◆ Texto
Dorminsky fala de eventos, mas ignora que um dos pilares estratégicos do “edifício cultural de Gaia” deve consubstanciar-se no reforço das relações institucionais com o movimento associativo, que se tem afirmado pela sua enorme pujança nos domínios da cultura popular. No entanto, é urgente melhorá-lo e abri-lo ao futuro, através de um diálogo de perfil dinamizador que potencie, qualifique e difunda a oferta dos bens culturais que produzem. Promovendo a convivência, a interacção, a complementaridade e a programação de iniciativas conjuntas entre os agentes culturais e o movimento associativo, é possível a concertação de estratégias que enriqueçam o tecido cultural de Gaia. Esse entendimento é essencial ao aumento da oferta e ao cruzamento de culturas singulares, tão ricas e diversas, cujas identidades importa preservar e promover.

Dorminsky fala de eventos, mas ainda não percebeu que outra das fragilidades estruturais do desenvolvimento cultural de Vila Nova de Gaia resulta da inexistência de um elo de ligação à economia baseada no conhecimento e que urge criar eixos de orientação que potenciem a convergência da Cultura com a Ciência. A Investigação, a Tecnologia, a Inovação e o Conhecimento têm um papel fundamental na transformação das sociedades. Há um enorme caminho a percorrer nestes domínios, através de sinergias agregadoras em áreas como a engenharia e a tecnologia, as ciências da vida e as suas aplicações. É urgente promover a abertura e interacção das disciplinas científicas e tecnológicas com outros saberes disciplinares que baseiam a criatividade, promovendo a troca de experiências e a fertilização cruzada dos conhecimentos.

◆ Desafios
1. No texto sobre a cultura em Gaia, resuma em forma de lista o parágrafo que começa por "Dorminsky fala de eventos, mas ainda não percebeu", mantendo os factos principais.
2. Escreva a continuação do texto sobre a cultura em Gaia, a partir da última frase apresentada, com mais um parágrafo.

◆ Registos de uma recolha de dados
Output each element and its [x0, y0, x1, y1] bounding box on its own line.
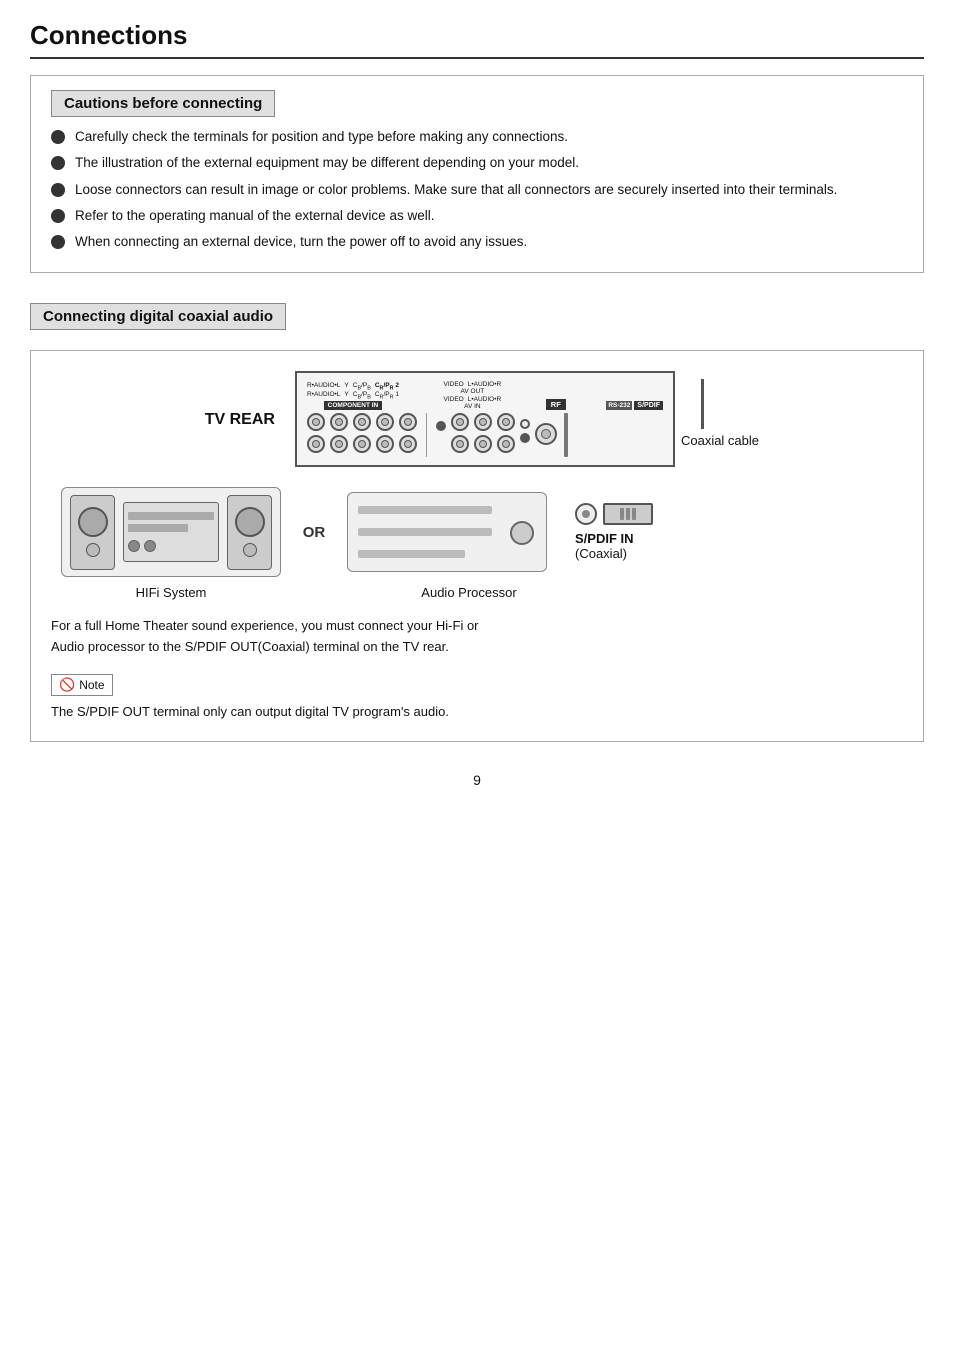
processor-bar-3 — [358, 550, 465, 558]
speaker-tweeter — [243, 543, 257, 557]
coaxial-side: Coaxial cable — [681, 371, 759, 448]
small-dot-port — [436, 421, 446, 431]
page-title: Connections — [30, 20, 924, 59]
spdif-in-label: S/PDIF IN — [575, 531, 634, 546]
bullet-icon — [51, 183, 65, 197]
note-box: 🚫 Note The S/PDIF OUT terminal only can … — [51, 674, 903, 722]
caution-item-4: Refer to the operating manual of the ext… — [51, 206, 903, 226]
spdif-block-connector — [603, 503, 653, 525]
audio-processor — [347, 492, 547, 572]
rs232-label: RS-232 — [606, 401, 632, 410]
cautions-header: Cautions before connecting — [51, 90, 275, 117]
spdif-pin-2 — [626, 508, 630, 520]
processor-bar-2 — [358, 528, 492, 536]
bullet-icon — [51, 235, 65, 249]
amp-unit — [123, 502, 219, 562]
tv-rear-panel: R•AUDIO•LYCB/PBCR/PR 2 R•AUDIO•LYCB/PBCR… — [295, 371, 675, 467]
coaxial-cable-label: Coaxial cable — [681, 433, 759, 448]
coaxial-wire — [701, 379, 704, 429]
rf-port — [535, 423, 557, 445]
hifi-system — [61, 487, 281, 577]
spdif-pin-3 — [632, 508, 636, 520]
bullet-icon — [51, 156, 65, 170]
av-ports — [451, 413, 515, 453]
audio-processor-label: Audio Processor — [369, 585, 569, 600]
indicator-area — [520, 419, 530, 443]
spdif-inner — [582, 510, 590, 518]
right-speaker — [227, 495, 272, 570]
rf-label: RF — [546, 399, 566, 410]
page-number: 9 — [30, 772, 924, 788]
processor-bar-1 — [358, 506, 492, 514]
devices-row: OR — [51, 487, 903, 577]
cautions-section: Cautions before connecting Carefully che… — [30, 75, 924, 273]
tv-rear-area: TV REAR R•AUDIO•LYCB/PBCR/PR 2 R•AUDIO•L… — [51, 371, 903, 467]
note-icon: 🚫 — [59, 677, 75, 693]
connecting-header: Connecting digital coaxial audio — [30, 303, 286, 330]
note-label: 🚫 Note — [51, 674, 113, 696]
bullet-icon — [51, 130, 65, 144]
or-label: OR — [299, 524, 329, 541]
processor-knob — [510, 521, 534, 545]
speaker-cone — [235, 507, 265, 537]
caption-text: For a full Home Theater sound experience… — [51, 616, 903, 658]
left-speaker — [70, 495, 115, 570]
caution-item-2: The illustration of the external equipme… — [51, 153, 903, 173]
component-in-label: COMPONENT IN — [324, 401, 383, 410]
note-text: The S/PDIF OUT terminal only can output … — [51, 702, 903, 722]
speaker-cone — [78, 507, 108, 537]
spdif-connector: S/PDIF IN (Coaxial) — [575, 503, 653, 561]
spdif-port — [575, 503, 653, 525]
caution-item-3: Loose connectors can result in image or … — [51, 180, 903, 200]
diagram-box: TV REAR R•AUDIO•LYCB/PBCR/PR 2 R•AUDIO•L… — [30, 350, 924, 742]
spdif-panel-label: S/PDIF — [634, 401, 663, 410]
hifi-system-label: HIFi System — [61, 585, 281, 600]
device-labels: HIFi System Audio Processor — [51, 585, 903, 600]
spdif-coaxial-label: (Coaxial) — [575, 546, 627, 561]
port-area — [307, 413, 663, 457]
speaker-tweeter — [86, 543, 100, 557]
connecting-section: Connecting digital coaxial audio TV REAR… — [30, 303, 924, 742]
component-in-ports — [307, 413, 417, 453]
rs232-spdif-strip — [564, 413, 568, 457]
caution-item-5: When connecting an external device, turn… — [51, 232, 903, 252]
tv-rear-label: TV REAR — [195, 411, 275, 429]
panel-divider — [426, 413, 427, 457]
spdif-pin-1 — [620, 508, 624, 520]
bullet-icon — [51, 209, 65, 223]
caution-item-1: Carefully check the terminals for positi… — [51, 127, 903, 147]
spdif-circle-port — [575, 503, 597, 525]
cautions-list: Carefully check the terminals for positi… — [51, 127, 903, 252]
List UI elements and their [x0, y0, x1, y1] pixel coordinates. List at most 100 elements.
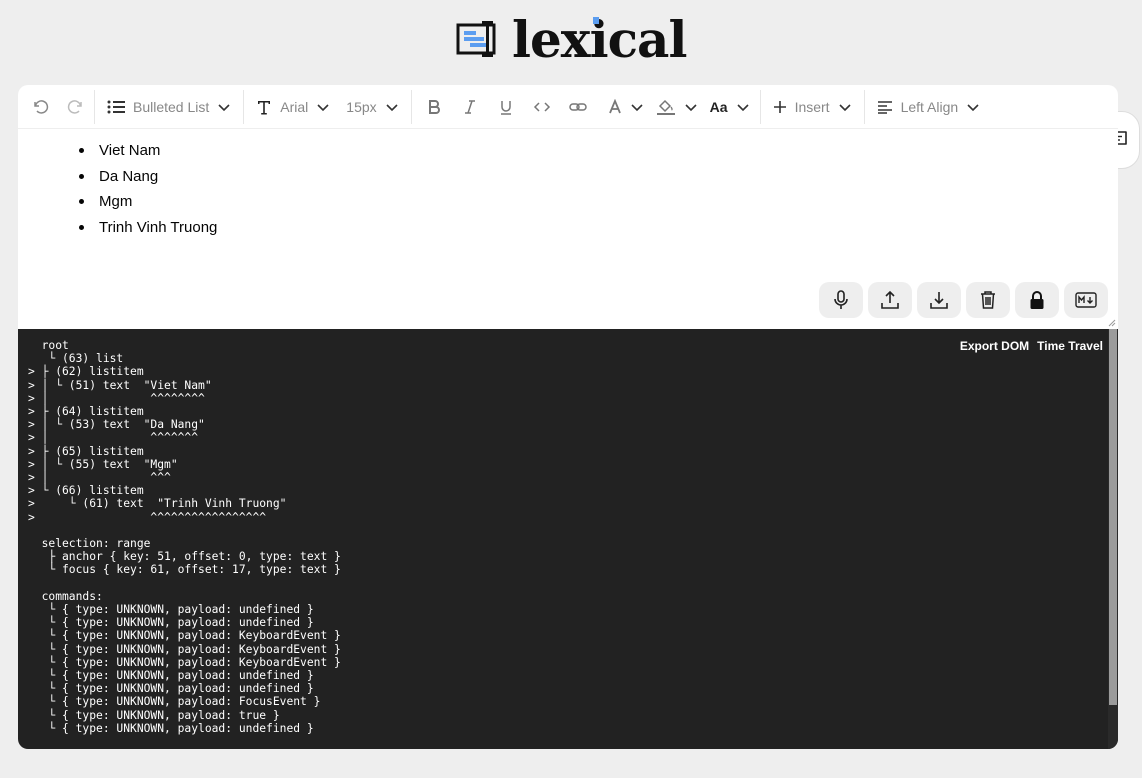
tree-view-line: > ├ (64) listitem: [28, 405, 144, 419]
tree-view-line: └ { type: UNKNOWN, payload: undefined }: [28, 669, 314, 683]
italic-button[interactable]: [452, 91, 488, 123]
italic-icon: [464, 99, 475, 114]
microphone-icon: [834, 290, 848, 309]
font-color-dropdown[interactable]: [596, 91, 650, 123]
tree-view-line: └ { type: UNKNOWN, payload: undefined }: [28, 616, 314, 630]
list-item[interactable]: Viet Nam: [78, 142, 217, 168]
export-button[interactable]: [917, 282, 961, 318]
list-item[interactable]: Da Nang: [78, 168, 217, 194]
tree-view-line: └ { type: UNKNOWN, payload: true }: [28, 708, 280, 722]
tree-view-line: └ (63) list: [28, 352, 124, 366]
clear-button[interactable]: [966, 282, 1010, 318]
tree-view-line: └ { type: UNKNOWN, payload: undefined }: [28, 721, 314, 735]
underline-button[interactable]: [488, 91, 524, 123]
export-dom-button[interactable]: Export DOM: [960, 339, 1029, 353]
plus-icon: [773, 100, 786, 113]
chevron-down-icon: [685, 103, 697, 111]
tree-view-line: > │ ^^^: [28, 471, 171, 485]
toolbar-divider: [863, 89, 865, 124]
tree-view-line: root: [28, 339, 69, 352]
underline-icon: [500, 100, 511, 115]
tree-view-line: └ { type: UNKNOWN, payload: KeyboardEven…: [28, 642, 341, 656]
logo-text: lexical: [512, 10, 687, 69]
logo-cursor-mark: [593, 17, 599, 24]
chevron-down-icon: [386, 103, 398, 111]
tree-view-line: └ { type: UNKNOWN, payload: KeyboardEven…: [28, 655, 341, 669]
font-size-dropdown[interactable]: 15px: [338, 91, 406, 123]
link-button[interactable]: [560, 91, 596, 123]
editor-shell: Bulleted List Arial 15px Aa Insert Left …: [18, 85, 1118, 749]
undo-button[interactable]: [26, 91, 54, 123]
chevron-down-icon: [631, 103, 643, 111]
tree-view-line: └ { type: UNKNOWN, payload: undefined }: [28, 603, 314, 617]
tree-view-actions: Export DOM Time Travel: [960, 339, 1103, 353]
alignment-dropdown[interactable]: Left Align: [869, 91, 989, 123]
code-icon: [533, 101, 550, 112]
resize-grip-icon[interactable]: [1108, 319, 1116, 327]
bulleted-list: Viet Nam Da Nang Mgm Trinh Vinh Truong: [78, 142, 217, 245]
chevron-down-icon: [317, 103, 329, 111]
tree-view-panel: root └ (63) list > ├ (62) listitem > │ └…: [18, 329, 1118, 749]
tree-view-line: └ focus { key: 61, offset: 17, type: tex…: [28, 563, 341, 577]
block-type-dropdown[interactable]: Bulleted List: [99, 91, 239, 123]
markdown-toggle-button[interactable]: [1064, 282, 1108, 318]
tree-view-line: └ { type: UNKNOWN, payload: FocusEvent }: [28, 695, 321, 709]
bulleted-list-icon: [107, 100, 125, 113]
tree-view-output: root └ (63) list > ├ (62) listitem > │ └…: [28, 339, 341, 735]
speech-to-text-button[interactable]: [819, 282, 863, 318]
left-align-icon: [877, 100, 892, 114]
text-format-dropdown[interactable]: Aa: [704, 91, 756, 123]
chevron-down-icon: [736, 103, 749, 111]
insert-label: Insert: [794, 98, 830, 115]
lock-button[interactable]: [1015, 282, 1059, 318]
font-color-icon: [608, 98, 621, 113]
time-travel-button[interactable]: Time Travel: [1037, 339, 1103, 353]
bold-button[interactable]: [416, 91, 452, 123]
tree-view-line: └ { type: UNKNOWN, payload: undefined }: [28, 682, 314, 696]
chevron-down-icon: [967, 103, 979, 111]
toolbar-divider: [410, 89, 412, 124]
undo-icon: [34, 99, 49, 114]
trash-icon: [981, 291, 995, 309]
tree-view-line: > └ (61) text "Trinh Vinh Truong": [28, 497, 287, 511]
tree-view-line: > ├ (62) listitem: [28, 365, 144, 379]
bold-icon: [428, 99, 440, 114]
code-button[interactable]: [524, 91, 560, 123]
redo-icon: [67, 99, 82, 114]
tree-view-line: commands:: [28, 589, 103, 603]
chevron-down-icon: [839, 103, 851, 111]
tree-view-line: > ├ (65) listitem: [28, 444, 144, 458]
list-item[interactable]: Trinh Vinh Truong: [78, 219, 217, 245]
tree-view-line: > ^^^^^^^^^^^^^^^^^: [28, 510, 267, 524]
markdown-icon: [1075, 292, 1097, 308]
tree-view-scrollbar[interactable]: [1108, 329, 1118, 749]
upload-icon: [881, 290, 899, 309]
scrollbar-thumb[interactable]: [1109, 329, 1117, 705]
font-family-dropdown[interactable]: Arial: [248, 91, 338, 123]
logo-mark-icon: [456, 21, 496, 57]
tree-view-line: > │ ^^^^^^^^: [28, 391, 205, 405]
font-size-label: 15px: [346, 98, 377, 115]
toolbar-divider: [243, 89, 245, 124]
block-type-label: Bulleted List: [133, 98, 210, 115]
font-family-label: Arial: [280, 98, 309, 115]
lexical-logo: lexical: [456, 10, 687, 69]
toolbar-divider: [759, 89, 761, 124]
font-case-label: Aa: [709, 98, 728, 115]
import-button[interactable]: [868, 282, 912, 318]
download-icon: [930, 292, 948, 309]
editor-actions: [819, 282, 1108, 318]
tree-view-line: selection: range: [28, 537, 151, 551]
tree-view-line: └ { type: UNKNOWN, payload: KeyboardEven…: [28, 629, 341, 643]
redo-button[interactable]: [62, 91, 90, 123]
align-label: Left Align: [900, 98, 959, 115]
link-icon: [568, 102, 587, 111]
insert-dropdown[interactable]: Insert: [765, 91, 860, 123]
chevron-down-icon: [218, 103, 230, 111]
font-family-icon: [258, 100, 271, 114]
lock-icon: [1030, 291, 1044, 309]
tree-view-line: > │ └ (55) text "Mgm": [28, 457, 178, 471]
background-color-dropdown[interactable]: [650, 91, 704, 123]
toolbar: Bulleted List Arial 15px Aa Insert Left …: [18, 85, 1118, 129]
list-item[interactable]: Mgm: [78, 193, 217, 219]
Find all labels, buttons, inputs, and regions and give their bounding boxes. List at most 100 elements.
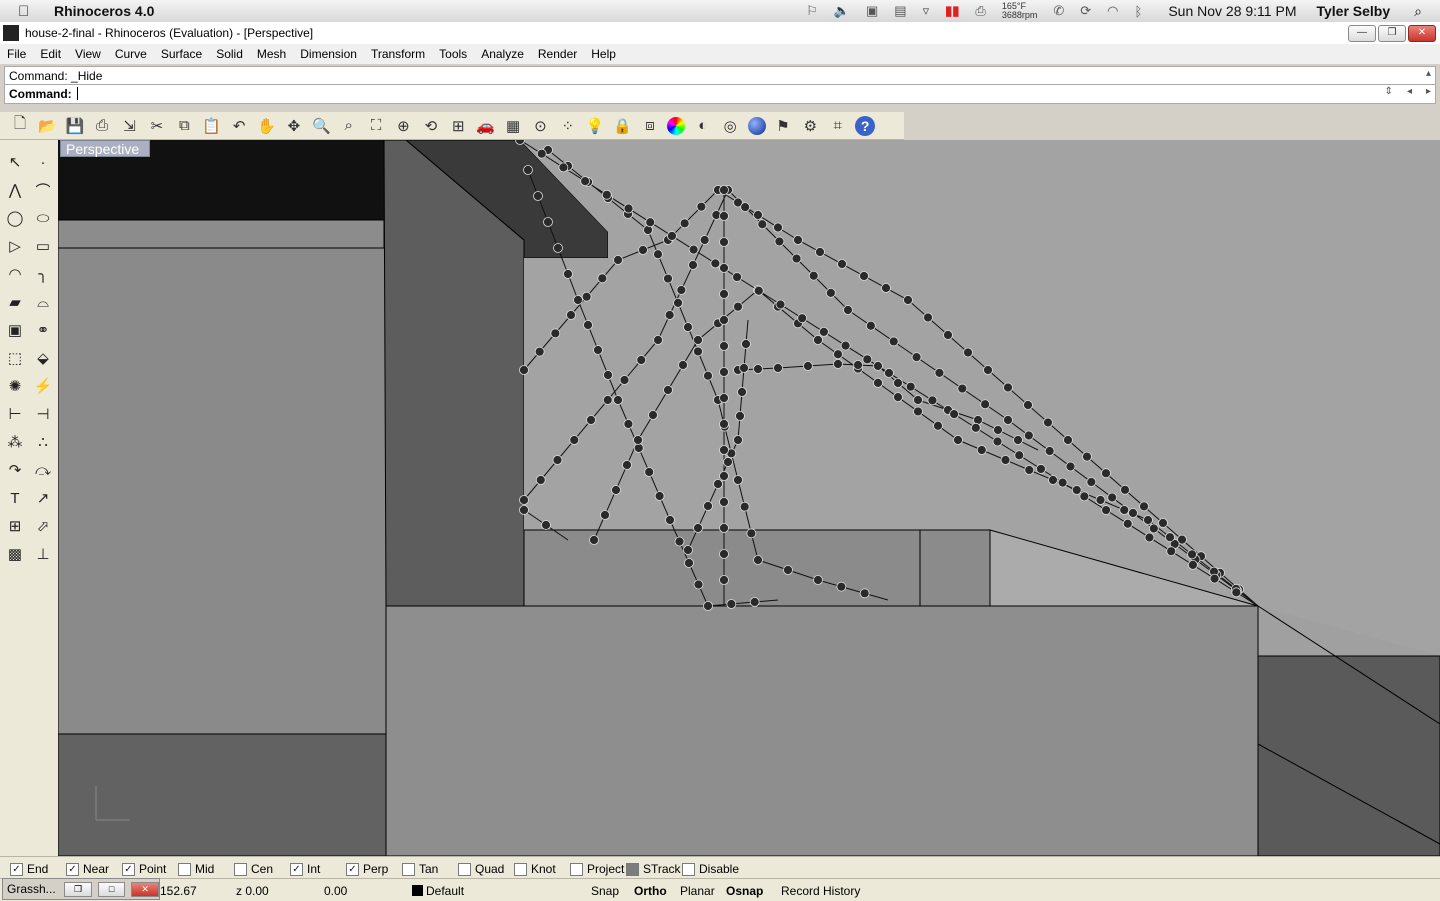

◆ Respostas por tarefa
1.
- Dorminsky fala de eventos, mas não percebeu outra fragilidade estrutural do desenvolvimento cultural de Vila Nova de Gaia: falta uma ligação à economia baseada no conhecimento.
- É urgente criar eixos de orientação que aproximem a Cultura da Ciência.
- A Investigação, a Tecnologia, a Inovação e o Conhecimento são fundamentais para transformar as sociedades.
- Há muito caminho a fazer, com sinergias em áreas como a engenharia e a tecnologia, as ciências da vida e as suas aplicações.
- É preciso abrir as disciplinas científicas e tecnológicas a outros saberes em que assenta a criatividade, com troca de experiências e fertilização cruzada dos conhecimentos.

2.
Dorminsky fala de eventos, mas não tem a mínima ideia da importância da Cultura no desenvolvimento do Concelho. Ele não sabe que é necessária a cooperação e uma maior ligação às principais redes de conhecimento mundiais, criando novas actividades e gerando ideias inovadoras que tragam novos habitantes e investimentos, com vista ao objectivo central de melhorar de forma sustentada a qualidade de vida dos cidadãos. O capital humano é o principal factor de progresso e criador de riqueza, e só através do conhecimento, a que a criatividade e a inovação acrescentam valor, se consegue garantir o crescimento e desenvolvimento de uma sociedade. A economia baseada no conhecimento é a mais competitiva, dinâmica e a única capaz de criar desenvolvimento económico sustentável com mais e melhor emprego e maior coesão social.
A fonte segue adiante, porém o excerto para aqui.